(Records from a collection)

-------

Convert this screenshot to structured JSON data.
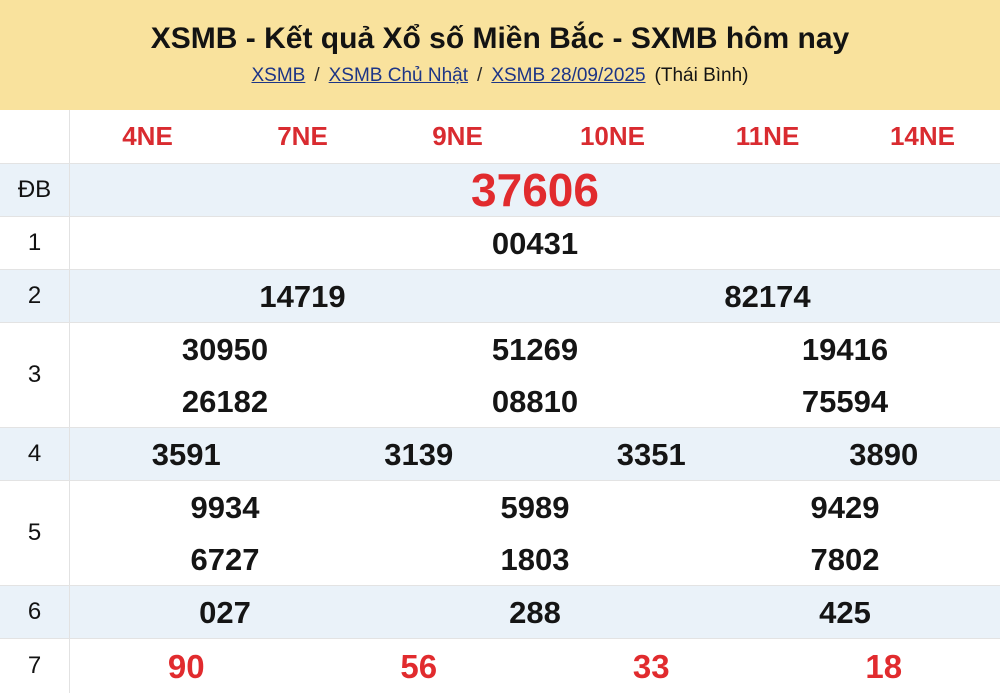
{
  "header": {
    "title": "XSMB - Kết quả Xổ số Miền Bắc - SXMB hôm nay",
    "separator": "/",
    "breadcrumb": [
      {
        "label": "XSMB"
      },
      {
        "label": "XSMB Chủ Nhật"
      },
      {
        "label": "XSMB 28/09/2025"
      }
    ],
    "province": "(Thái Bình)"
  },
  "colors": {
    "header_bg": "#F9E29D",
    "row_shade": "#EAF2F9",
    "accent_red": "#E12B2E",
    "link_blue": "#1D3586",
    "border_gray": "#E3E3E3"
  },
  "table": {
    "columns": [
      "4NE",
      "7NE",
      "9NE",
      "10NE",
      "11NE",
      "14NE"
    ],
    "rows": [
      {
        "label": "ĐB",
        "lines": [
          [
            "37606"
          ]
        ]
      },
      {
        "label": "1",
        "lines": [
          [
            "00431"
          ]
        ]
      },
      {
        "label": "2",
        "lines": [
          [
            "14719",
            "82174"
          ]
        ]
      },
      {
        "label": "3",
        "lines": [
          [
            "30950",
            "51269",
            "19416"
          ],
          [
            "26182",
            "08810",
            "75594"
          ]
        ]
      },
      {
        "label": "4",
        "lines": [
          [
            "3591",
            "3139",
            "3351",
            "3890"
          ]
        ]
      },
      {
        "label": "5",
        "lines": [
          [
            "9934",
            "5989",
            "9429"
          ],
          [
            "6727",
            "1803",
            "7802"
          ]
        ]
      },
      {
        "label": "6",
        "lines": [
          [
            "027",
            "288",
            "425"
          ]
        ]
      },
      {
        "label": "7",
        "lines": [
          [
            "90",
            "56",
            "33",
            "18"
          ]
        ]
      }
    ]
  }
}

-------

The problem:
Pull out every line of the records above that contains the word "XSMB".

Exercise answer:
    "title": "XSMB - Kết quả Xổ số Miền Bắc - SXMB hôm nay",
        "label": "XSMB"
        "label": "XSMB Chủ Nhật"
        "label": "XSMB 28/09/2025"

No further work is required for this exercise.